§ WORK TO DO: In the entries below, find the lines with the word "zylker" and copy them.

(Dataset records)
——————————

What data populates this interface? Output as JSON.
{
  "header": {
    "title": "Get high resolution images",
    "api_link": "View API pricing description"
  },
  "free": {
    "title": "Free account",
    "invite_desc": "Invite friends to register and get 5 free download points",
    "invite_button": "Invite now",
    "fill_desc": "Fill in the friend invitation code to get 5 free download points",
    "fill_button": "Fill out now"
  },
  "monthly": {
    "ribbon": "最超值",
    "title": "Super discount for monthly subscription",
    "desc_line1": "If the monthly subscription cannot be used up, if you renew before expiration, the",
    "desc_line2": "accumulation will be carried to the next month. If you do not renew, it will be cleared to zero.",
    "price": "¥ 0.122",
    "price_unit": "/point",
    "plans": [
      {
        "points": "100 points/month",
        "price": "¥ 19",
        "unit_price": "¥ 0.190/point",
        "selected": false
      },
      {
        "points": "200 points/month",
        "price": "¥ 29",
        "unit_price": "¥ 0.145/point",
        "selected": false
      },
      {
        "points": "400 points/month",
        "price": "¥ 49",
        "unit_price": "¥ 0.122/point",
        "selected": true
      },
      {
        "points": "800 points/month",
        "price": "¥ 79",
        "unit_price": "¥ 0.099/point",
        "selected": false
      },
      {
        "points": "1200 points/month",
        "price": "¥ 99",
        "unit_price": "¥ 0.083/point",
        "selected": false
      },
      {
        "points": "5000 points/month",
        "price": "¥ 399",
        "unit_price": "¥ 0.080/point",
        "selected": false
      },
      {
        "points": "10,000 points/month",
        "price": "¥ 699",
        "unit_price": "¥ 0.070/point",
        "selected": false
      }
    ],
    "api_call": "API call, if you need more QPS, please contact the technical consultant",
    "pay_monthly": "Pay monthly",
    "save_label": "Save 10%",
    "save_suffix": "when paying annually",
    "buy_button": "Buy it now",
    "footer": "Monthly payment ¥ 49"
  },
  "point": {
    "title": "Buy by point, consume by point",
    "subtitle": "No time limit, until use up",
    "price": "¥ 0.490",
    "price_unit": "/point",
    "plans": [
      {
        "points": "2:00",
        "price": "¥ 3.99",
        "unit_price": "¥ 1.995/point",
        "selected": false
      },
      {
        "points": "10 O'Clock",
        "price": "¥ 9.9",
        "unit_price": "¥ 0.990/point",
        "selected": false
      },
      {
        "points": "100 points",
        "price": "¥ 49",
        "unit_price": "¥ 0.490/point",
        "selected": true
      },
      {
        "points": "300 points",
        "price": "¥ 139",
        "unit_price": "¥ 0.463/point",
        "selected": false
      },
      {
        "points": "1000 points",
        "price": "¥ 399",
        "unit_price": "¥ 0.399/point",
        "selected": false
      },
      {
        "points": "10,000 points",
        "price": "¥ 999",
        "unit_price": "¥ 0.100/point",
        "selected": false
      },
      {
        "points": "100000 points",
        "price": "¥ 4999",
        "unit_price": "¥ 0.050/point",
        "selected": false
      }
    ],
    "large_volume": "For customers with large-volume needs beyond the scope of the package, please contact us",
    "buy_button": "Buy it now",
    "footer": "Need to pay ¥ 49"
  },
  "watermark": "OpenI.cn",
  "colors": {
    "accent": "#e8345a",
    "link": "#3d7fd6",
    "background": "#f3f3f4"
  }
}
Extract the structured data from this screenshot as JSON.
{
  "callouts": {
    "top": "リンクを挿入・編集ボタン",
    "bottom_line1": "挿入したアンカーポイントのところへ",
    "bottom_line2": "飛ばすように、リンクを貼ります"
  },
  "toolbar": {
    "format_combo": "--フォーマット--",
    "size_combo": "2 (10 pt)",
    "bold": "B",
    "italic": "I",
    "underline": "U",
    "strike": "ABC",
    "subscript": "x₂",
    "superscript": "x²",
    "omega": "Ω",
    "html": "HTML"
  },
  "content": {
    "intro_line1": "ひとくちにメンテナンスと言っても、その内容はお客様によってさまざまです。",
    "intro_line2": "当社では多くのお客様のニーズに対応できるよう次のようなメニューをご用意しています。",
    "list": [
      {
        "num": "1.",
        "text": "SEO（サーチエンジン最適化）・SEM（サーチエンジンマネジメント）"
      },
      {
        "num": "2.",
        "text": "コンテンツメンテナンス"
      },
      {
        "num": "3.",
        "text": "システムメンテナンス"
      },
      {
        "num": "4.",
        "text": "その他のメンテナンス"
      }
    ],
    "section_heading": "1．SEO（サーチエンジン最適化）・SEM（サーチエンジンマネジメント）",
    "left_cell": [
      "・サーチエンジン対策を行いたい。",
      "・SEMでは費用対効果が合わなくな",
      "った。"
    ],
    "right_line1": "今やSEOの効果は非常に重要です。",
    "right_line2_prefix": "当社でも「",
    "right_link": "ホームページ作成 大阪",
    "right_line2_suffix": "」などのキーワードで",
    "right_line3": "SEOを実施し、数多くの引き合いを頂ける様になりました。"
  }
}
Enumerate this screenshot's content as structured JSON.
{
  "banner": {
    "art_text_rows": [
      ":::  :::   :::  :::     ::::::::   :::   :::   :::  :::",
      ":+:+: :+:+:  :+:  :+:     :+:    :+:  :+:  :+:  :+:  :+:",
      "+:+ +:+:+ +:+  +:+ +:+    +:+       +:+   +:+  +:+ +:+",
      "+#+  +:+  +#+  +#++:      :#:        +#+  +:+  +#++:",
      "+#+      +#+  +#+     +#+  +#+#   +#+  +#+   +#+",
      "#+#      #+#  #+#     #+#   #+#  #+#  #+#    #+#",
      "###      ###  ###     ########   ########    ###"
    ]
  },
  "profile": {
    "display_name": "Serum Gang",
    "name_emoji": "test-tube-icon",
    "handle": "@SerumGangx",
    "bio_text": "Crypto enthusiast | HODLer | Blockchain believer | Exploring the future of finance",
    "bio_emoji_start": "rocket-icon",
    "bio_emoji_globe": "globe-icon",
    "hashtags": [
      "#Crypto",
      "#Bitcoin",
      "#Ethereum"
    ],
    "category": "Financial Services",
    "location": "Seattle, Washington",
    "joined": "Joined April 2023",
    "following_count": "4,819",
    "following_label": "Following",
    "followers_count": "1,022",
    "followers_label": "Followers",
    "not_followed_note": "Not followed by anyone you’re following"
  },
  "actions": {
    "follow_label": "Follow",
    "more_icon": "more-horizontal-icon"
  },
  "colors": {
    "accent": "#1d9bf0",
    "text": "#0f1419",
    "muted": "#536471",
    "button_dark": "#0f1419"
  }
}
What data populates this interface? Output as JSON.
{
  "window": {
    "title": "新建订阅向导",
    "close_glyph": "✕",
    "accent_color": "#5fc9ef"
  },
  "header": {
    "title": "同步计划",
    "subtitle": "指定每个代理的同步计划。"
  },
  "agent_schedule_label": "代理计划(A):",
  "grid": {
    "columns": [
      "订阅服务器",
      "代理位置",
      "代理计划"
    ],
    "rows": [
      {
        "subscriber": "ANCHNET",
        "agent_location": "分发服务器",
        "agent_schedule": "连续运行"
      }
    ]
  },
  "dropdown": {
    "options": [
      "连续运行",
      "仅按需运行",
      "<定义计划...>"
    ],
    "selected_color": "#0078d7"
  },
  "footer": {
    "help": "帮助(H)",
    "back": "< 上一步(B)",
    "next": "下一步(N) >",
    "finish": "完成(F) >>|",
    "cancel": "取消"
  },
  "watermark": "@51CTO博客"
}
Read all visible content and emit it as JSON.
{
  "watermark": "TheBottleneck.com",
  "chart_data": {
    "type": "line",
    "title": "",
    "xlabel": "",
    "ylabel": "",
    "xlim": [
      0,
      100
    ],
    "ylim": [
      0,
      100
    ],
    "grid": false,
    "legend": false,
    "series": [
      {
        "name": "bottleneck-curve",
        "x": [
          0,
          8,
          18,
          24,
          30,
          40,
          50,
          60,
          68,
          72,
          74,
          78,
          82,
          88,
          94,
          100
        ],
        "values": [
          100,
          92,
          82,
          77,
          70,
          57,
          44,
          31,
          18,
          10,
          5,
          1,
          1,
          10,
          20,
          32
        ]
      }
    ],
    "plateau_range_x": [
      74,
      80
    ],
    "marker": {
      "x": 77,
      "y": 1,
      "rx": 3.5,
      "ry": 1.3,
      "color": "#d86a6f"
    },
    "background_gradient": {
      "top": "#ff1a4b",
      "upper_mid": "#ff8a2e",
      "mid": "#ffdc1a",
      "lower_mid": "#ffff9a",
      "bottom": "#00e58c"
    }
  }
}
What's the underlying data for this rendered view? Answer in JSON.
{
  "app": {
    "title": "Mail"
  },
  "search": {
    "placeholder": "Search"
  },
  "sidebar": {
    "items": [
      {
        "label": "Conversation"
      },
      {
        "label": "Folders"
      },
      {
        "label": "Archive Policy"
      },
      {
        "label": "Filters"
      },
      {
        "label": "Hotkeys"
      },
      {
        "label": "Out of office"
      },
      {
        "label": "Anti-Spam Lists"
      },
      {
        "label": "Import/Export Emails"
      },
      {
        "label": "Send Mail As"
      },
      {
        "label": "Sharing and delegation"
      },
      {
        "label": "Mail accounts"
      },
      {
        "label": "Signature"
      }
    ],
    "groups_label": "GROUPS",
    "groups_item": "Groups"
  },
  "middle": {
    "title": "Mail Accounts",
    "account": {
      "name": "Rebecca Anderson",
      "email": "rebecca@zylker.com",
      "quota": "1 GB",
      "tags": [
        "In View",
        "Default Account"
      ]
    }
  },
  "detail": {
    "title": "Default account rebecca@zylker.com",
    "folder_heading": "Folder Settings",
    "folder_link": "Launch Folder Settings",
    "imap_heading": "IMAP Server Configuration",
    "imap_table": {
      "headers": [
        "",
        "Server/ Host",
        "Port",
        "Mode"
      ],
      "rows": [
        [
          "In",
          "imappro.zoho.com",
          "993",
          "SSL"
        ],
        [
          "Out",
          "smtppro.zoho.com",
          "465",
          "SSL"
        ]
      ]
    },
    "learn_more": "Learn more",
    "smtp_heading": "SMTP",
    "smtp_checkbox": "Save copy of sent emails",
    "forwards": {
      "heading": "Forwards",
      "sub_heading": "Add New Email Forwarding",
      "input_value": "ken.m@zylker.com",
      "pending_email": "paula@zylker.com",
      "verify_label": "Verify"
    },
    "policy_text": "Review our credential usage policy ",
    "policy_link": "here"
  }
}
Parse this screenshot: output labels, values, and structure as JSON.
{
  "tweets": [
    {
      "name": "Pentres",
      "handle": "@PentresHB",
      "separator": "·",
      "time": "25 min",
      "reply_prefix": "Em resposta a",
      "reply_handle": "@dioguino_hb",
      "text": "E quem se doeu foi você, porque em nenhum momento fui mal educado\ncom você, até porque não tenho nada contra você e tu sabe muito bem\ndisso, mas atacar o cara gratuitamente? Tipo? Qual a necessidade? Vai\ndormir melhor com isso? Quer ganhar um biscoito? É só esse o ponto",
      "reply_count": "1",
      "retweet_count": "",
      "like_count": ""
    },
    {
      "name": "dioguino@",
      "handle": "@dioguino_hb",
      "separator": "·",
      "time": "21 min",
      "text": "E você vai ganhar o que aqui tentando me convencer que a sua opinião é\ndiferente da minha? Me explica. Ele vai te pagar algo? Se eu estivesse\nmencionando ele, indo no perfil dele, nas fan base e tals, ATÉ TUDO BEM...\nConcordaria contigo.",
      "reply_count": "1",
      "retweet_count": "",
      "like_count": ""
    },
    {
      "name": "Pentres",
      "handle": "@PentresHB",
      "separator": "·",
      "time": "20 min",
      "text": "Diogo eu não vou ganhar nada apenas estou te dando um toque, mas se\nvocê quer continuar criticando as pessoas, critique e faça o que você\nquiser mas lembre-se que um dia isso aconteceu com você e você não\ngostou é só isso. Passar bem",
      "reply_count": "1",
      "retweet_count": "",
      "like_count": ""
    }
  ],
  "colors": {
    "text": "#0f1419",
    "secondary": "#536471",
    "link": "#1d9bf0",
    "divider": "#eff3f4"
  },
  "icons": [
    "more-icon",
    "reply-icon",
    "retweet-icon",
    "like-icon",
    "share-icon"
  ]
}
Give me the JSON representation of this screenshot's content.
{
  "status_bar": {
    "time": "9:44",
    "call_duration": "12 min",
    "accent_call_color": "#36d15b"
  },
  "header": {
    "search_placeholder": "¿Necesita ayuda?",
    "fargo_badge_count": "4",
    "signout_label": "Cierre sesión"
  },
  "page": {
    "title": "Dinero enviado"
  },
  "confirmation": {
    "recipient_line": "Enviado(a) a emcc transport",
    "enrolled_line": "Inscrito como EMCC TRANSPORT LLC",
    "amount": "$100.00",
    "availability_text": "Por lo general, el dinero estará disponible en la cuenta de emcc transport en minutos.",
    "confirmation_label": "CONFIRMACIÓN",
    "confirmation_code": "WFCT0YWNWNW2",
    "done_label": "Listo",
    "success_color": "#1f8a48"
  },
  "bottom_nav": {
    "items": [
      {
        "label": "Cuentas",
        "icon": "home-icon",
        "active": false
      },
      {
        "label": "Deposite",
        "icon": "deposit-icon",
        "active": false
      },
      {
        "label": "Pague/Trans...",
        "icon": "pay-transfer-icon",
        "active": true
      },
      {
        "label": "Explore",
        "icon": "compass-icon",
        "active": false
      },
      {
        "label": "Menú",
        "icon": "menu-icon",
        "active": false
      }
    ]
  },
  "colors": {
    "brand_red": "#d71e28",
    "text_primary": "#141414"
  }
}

——————————

§ THE COMPLETED TASK:
      "email": "rebecca@zylker.com",
    "title": "Default account rebecca@zylker.com",
      "input_value": "ken.m@zylker.com",
      "pending_email": "paula@zylker.com",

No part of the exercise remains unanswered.